> **TASK DIRECTIONS**: Give back, unchanged, each line from the one containing "Transcribe the text in this document." through the last line of the entries below.

[Data records]
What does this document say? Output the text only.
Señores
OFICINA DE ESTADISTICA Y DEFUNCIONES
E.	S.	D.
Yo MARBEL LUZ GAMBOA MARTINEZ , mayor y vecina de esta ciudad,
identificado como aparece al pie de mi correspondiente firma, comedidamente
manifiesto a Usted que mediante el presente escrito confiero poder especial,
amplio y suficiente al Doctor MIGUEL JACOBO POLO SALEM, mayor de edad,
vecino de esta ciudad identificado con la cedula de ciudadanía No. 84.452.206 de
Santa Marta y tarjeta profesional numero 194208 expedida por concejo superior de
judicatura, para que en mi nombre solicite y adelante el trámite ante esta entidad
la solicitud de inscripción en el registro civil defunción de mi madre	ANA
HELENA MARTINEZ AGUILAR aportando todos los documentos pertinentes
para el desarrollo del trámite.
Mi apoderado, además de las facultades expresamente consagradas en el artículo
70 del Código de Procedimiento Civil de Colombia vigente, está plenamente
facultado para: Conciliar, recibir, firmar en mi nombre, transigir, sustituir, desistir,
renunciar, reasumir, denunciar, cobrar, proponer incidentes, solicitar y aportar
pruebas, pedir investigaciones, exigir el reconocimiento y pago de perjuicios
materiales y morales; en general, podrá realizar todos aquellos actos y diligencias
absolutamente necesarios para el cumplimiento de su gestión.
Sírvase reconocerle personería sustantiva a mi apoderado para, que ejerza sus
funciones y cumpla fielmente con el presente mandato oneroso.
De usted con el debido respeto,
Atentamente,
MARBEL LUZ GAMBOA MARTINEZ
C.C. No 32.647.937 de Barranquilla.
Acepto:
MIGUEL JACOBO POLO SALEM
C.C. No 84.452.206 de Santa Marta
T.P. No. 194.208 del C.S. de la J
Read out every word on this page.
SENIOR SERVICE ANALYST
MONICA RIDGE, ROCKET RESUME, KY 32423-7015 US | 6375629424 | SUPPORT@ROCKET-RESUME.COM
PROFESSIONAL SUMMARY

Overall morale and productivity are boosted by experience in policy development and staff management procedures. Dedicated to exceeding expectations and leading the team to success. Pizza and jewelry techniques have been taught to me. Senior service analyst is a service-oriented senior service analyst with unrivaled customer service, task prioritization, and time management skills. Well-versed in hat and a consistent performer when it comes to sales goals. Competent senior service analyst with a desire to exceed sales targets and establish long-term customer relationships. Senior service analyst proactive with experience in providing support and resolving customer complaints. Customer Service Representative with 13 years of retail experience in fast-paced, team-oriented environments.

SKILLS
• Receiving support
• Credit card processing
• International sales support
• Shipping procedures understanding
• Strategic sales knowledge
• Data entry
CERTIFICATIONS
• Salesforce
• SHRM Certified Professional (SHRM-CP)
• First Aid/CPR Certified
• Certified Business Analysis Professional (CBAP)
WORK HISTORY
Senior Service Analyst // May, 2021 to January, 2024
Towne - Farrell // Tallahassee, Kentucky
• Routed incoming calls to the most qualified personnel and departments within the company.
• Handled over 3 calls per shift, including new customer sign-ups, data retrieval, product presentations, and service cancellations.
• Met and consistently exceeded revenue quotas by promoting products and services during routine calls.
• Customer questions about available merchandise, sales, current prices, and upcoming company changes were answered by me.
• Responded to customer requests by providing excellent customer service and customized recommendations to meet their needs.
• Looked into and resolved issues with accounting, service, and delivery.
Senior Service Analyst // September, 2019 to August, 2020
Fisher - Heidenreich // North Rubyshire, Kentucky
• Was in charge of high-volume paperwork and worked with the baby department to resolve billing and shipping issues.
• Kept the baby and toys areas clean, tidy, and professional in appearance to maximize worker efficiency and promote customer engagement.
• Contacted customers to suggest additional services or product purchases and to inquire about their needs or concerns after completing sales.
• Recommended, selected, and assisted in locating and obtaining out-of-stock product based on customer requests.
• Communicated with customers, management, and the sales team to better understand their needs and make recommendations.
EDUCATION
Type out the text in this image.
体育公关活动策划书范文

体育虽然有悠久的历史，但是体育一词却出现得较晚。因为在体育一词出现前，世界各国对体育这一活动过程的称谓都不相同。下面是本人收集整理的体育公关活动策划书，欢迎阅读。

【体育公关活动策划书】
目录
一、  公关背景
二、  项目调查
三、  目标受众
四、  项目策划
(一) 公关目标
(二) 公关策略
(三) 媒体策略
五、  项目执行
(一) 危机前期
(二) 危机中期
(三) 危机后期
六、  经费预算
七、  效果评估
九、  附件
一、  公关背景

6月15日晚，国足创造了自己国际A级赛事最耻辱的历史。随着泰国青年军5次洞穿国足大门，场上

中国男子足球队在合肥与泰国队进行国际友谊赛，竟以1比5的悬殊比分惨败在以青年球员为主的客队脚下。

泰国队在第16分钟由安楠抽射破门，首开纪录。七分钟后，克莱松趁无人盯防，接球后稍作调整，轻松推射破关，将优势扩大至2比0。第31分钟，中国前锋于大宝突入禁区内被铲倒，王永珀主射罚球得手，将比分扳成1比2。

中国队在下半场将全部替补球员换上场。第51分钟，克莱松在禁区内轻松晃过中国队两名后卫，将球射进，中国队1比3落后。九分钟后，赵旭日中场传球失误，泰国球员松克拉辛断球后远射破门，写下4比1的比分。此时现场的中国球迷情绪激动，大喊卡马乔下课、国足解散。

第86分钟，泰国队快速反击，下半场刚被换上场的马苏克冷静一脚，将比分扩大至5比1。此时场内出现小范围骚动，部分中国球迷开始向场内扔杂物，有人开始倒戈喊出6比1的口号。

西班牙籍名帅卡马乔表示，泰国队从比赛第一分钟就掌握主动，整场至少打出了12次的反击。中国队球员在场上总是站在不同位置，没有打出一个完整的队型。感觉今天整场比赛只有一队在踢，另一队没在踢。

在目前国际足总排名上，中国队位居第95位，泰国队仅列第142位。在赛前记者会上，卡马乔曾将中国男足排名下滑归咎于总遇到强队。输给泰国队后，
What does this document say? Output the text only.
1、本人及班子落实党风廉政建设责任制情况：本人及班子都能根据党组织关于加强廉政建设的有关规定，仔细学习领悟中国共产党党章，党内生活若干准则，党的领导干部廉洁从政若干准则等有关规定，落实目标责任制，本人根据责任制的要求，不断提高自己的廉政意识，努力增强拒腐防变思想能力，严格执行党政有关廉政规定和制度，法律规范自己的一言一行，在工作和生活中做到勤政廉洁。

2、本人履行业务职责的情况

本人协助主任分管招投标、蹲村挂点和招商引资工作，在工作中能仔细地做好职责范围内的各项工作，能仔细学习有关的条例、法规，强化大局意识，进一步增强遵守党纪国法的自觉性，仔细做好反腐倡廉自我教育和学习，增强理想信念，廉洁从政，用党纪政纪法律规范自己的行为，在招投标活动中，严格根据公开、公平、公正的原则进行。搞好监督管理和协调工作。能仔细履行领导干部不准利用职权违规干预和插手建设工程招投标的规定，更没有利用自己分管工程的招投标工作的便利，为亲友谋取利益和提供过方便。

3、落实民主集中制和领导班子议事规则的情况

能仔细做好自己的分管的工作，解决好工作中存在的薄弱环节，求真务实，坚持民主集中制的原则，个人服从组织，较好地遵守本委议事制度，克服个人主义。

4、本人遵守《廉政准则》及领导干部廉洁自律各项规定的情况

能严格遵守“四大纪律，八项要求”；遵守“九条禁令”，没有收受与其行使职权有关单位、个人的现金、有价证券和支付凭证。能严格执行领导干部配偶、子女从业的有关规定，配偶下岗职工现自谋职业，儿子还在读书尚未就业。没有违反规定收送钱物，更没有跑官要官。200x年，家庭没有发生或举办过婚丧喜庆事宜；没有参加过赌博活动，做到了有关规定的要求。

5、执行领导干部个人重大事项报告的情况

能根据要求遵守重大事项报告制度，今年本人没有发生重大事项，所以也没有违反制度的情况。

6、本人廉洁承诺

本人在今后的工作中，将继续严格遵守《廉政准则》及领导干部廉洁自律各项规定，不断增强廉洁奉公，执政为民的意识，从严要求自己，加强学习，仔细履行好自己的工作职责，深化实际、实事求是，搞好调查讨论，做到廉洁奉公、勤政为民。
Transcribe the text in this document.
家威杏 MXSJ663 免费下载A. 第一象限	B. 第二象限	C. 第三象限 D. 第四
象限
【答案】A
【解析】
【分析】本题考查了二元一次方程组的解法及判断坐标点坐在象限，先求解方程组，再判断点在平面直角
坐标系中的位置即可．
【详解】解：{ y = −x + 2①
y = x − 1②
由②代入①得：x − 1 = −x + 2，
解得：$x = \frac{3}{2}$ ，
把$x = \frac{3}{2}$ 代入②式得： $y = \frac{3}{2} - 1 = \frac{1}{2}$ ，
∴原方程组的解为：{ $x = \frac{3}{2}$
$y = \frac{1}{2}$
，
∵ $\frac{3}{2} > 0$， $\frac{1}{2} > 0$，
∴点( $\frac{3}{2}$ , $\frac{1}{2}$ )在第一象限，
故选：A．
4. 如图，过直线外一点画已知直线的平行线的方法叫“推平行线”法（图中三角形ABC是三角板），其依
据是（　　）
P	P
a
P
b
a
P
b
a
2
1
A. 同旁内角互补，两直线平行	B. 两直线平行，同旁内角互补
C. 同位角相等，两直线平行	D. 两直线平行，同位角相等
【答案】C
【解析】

> **WORKED SOLUTION**:
Transcribe the text in this document.
家威杏 MXSJ663 免费下载A. 第一象限	B. 第二象限	C. 第三象限 D. 第四
象限
【答案】A
【解析】
【分析】本题考查了二元一次方程组的解法及判断坐标点坐在象限，先求解方程组，再判断点在平面直角
坐标系中的位置即可．
【详解】解：{ y = −x + 2①
y = x − 1②
由②代入①得：x − 1 = −x + 2，
解得：$x = \frac{3}{2}$ ，
把$x = \frac{3}{2}$ 代入②式得： $y = \frac{3}{2} - 1 = \frac{1}{2}$ ，
∴原方程组的解为：{ $x = \frac{3}{2}$
$y = \frac{1}{2}$
，
∵ $\frac{3}{2} > 0$， $\frac{1}{2} > 0$，
∴点( $\frac{3}{2}$ , $\frac{1}{2}$ )在第一象限，
故选：A．
4. 如图，过直线外一点画已知直线的平行线的方法叫“推平行线”法（图中三角形ABC是三角板），其依
据是（　　）
P	P
a
P
b
a
P
b
a
2
1
A. 同旁内角互补，两直线平行	B. 两直线平行，同旁内角互补
C. 同位角相等，两直线平行	D. 两直线平行，同位角相等
【答案】C
【解析】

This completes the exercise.